やること »
• 1. 講演案内によると、参加の申し込みの締め切りはいつですか。
• 2. 講演案内の文章の続きを、最後の文の後から書いてください。

提供テキスト »
日時 2014年10月7日(火) 14:0013:30受付開始) ~ 16:30
会場
港区立エコプラザ
東京都港区浜松町1-13-1
(JR線「浜松町駅」北口より徒歩4分 大江戸線「大門駅」B1出口より徒歩3分)
http://minato-ecoplaza.net/facility/access

参加費 無料
参加方法 「講演申込」と明記し、①お名前(フリガナ)、②ご連絡先(EメールまたはFAX番号)、③所属を記載し、メールまたはFAXにて2014年10月6日までにお申し込みください。

※撮影等の取材をご希望の方は下記までご連絡ください。
お申し込み・
お問い合わせ先
トラフィック イーストアジア ジャパン
FAX:03-3769-1717
Eメール:TEASjapan@traffic.org

〒105-0014 東京都港区芝3-1-14 日本生命赤羽橋ビル6階
TEL:03-3769-1716
※ご記入いただいた個人情報は、講演の運営管理及びこの取り組みに関するご意見をお伺いする等の問い合わせのためにのみ使用いたします。ご記入は任意ですが、必要な情報の記入がない場合は講演に関するご連絡やお問い合わせが出来ないことがございます。個人情報の利用目的の通知、開示、訂正、追加または削除、利用停止、消去及び第三者提供停止などのお問い合わせは個人情報保護係(privacy@wwf.or.jp、Tel: 03-3769-1719)にて承ります。 公益財団法人世界自然保護基金ジャパン 個人情報保護管理者(事務局長) ★上記についてご同意いただいた上で個人情報をご記入ください。

提供資料 »
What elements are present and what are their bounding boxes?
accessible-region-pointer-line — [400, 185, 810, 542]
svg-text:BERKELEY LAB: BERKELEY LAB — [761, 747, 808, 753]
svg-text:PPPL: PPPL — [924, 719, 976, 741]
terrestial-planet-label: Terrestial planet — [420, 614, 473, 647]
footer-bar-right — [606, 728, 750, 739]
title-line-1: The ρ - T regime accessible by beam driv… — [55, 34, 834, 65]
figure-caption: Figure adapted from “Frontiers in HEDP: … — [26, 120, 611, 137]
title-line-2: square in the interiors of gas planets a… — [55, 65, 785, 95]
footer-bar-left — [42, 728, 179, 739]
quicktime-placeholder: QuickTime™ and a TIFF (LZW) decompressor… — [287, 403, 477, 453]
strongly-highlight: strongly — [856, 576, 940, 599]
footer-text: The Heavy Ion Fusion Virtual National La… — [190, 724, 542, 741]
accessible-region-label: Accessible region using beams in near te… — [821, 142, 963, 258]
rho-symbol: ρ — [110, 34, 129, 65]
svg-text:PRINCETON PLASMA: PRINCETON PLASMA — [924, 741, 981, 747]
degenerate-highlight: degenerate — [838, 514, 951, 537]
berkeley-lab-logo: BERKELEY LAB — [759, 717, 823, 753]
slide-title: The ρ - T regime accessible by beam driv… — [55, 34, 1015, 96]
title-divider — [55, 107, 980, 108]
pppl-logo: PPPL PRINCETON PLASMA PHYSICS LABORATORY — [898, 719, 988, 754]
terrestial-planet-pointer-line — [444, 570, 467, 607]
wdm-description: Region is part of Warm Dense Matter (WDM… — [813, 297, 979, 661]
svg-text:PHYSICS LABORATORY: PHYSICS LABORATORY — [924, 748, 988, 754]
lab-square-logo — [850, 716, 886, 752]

課題への回答 »
• 1. 2014年10月6日です。

• 2.
主催 トラフィック イーストアジア ジャパン
共催 港区立エコプラザ

講演者
トム・ミリケン

トラフィック インターナショナル
ゾウ・サイ プログラムリーダー

トラフィックイーストアジアジャパンが設立された1982年に事務局長(当時)として就任し、東京を拠点に10年にわたり日本のワシントン条約の施行に関わる活動を率いた。具体的には、日本の関連国内法体制の改善に向け、市場調査にもとづく提言や情報発信、政府や業界関係者への働きかけ、違法取引削減のための一般に向けた普及啓発などに取り組んだ。1991年からトラフィック東・南アフリカ事務所新設のためマラウイに渡り、以来アフリカを拠点に国際的に活動している。中でも、ゾウとサイの違法取引問題の専門家として知られ、ワシントン条約のもとトラフィックが運用を担う「ゾウ取引情報システム (The Elephant Trade Information System:ETIS)」の開発に携わり、現在も責任者として、データベースの管理と条約への定期的報告を統率している。また、IUCN(国際自然保護連合)の種の保存委員会・アフリカゾウ専門家グループ(IUCN/SSC AfESG)、およびアフリカサイ専門家グループ(IUCN/SSC AfRSG)の委員を長年にわたり務め、トラフィックでは最も古い職員として、過去33年にわたり象牙と犀角の違法取引のモニタリングをおこなってきた。近年の密猟と違法取引の急増を背景に加速する国際的取り組みの中でも、専門家としての立場から、また、日本という消費国とアフリカの生息国の両方で長年活動した稀な経歴を活かして、世界各地で精力的に活動を続けている。

トム・ミリケン インタビュー
(オリジナル:2012年に公開)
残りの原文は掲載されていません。